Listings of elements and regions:
......

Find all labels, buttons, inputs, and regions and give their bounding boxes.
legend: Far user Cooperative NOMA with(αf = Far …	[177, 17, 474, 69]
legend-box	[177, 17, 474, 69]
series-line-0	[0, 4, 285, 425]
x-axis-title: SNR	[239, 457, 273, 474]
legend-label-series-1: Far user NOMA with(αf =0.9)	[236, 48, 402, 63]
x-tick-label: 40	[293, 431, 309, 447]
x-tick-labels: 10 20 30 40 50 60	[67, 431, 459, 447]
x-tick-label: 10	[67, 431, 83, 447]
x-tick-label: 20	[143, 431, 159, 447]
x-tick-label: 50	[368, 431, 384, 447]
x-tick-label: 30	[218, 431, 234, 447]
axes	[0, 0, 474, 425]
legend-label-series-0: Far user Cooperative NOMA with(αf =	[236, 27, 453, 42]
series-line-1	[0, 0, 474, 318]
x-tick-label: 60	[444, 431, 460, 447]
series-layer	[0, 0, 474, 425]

......

Goal: Write out every line of the records above again, word for word and in the same order.

Task solution:
Find all labels, buttons, inputs, and regions and give their bounding boxes.
legend: Far user Cooperative NOMA with(αf = Far …	[177, 17, 474, 69]
legend-box	[177, 17, 474, 69]
series-line-0	[0, 4, 285, 425]
x-axis-title: SNR	[239, 457, 273, 474]
legend-label-series-1: Far user NOMA with(αf =0.9)	[236, 48, 402, 63]
x-tick-label: 40	[293, 431, 309, 447]
x-tick-labels: 10 20 30 40 50 60	[67, 431, 459, 447]
x-tick-label: 10	[67, 431, 83, 447]
x-tick-label: 20	[143, 431, 159, 447]
x-tick-label: 50	[368, 431, 384, 447]
x-tick-label: 30	[218, 431, 234, 447]
axes	[0, 0, 474, 425]
legend-label-series-0: Far user Cooperative NOMA with(αf =	[236, 27, 453, 42]
series-line-1	[0, 0, 474, 318]
x-tick-label: 60	[444, 431, 460, 447]
series-layer	[0, 0, 474, 425]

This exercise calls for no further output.